## THE TASK:
Return each entry exactly, with none missing.

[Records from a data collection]

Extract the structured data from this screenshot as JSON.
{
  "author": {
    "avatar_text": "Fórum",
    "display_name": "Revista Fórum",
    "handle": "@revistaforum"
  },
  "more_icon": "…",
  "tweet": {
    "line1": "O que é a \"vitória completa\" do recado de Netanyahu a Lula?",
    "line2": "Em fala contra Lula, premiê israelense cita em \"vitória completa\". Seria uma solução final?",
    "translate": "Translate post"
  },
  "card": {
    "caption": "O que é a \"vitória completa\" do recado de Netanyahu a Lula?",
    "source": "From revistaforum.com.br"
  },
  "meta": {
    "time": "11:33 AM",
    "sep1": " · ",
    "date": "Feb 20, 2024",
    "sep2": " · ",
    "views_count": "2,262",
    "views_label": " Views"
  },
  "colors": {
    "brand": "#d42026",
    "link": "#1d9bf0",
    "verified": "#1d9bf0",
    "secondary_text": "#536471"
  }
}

## ANSWER TO THIS TASK:
Extract the structured data from this screenshot as JSON.
{
  "author": {
    "avatar_text": "Fórum",
    "display_name": "Revista Fórum",
    "handle": "@revistaforum"
  },
  "more_icon": "…",
  "tweet": {
    "line1": "O que é a \"vitória completa\" do recado de Netanyahu a Lula?",
    "line2": "Em fala contra Lula, premiê israelense cita em \"vitória completa\". Seria uma solução final?",
    "translate": "Translate post"
  },
  "card": {
    "caption": "O que é a \"vitória completa\" do recado de Netanyahu a Lula?",
    "source": "From revistaforum.com.br"
  },
  "meta": {
    "time": "11:33 AM",
    "sep1": " · ",
    "date": "Feb 20, 2024",
    "sep2": " · ",
    "views_count": "2,262",
    "views_label": " Views"
  },
  "colors": {
    "brand": "#d42026",
    "link": "#1d9bf0",
    "verified": "#1d9bf0",
    "secondary_text": "#536471"
  }
}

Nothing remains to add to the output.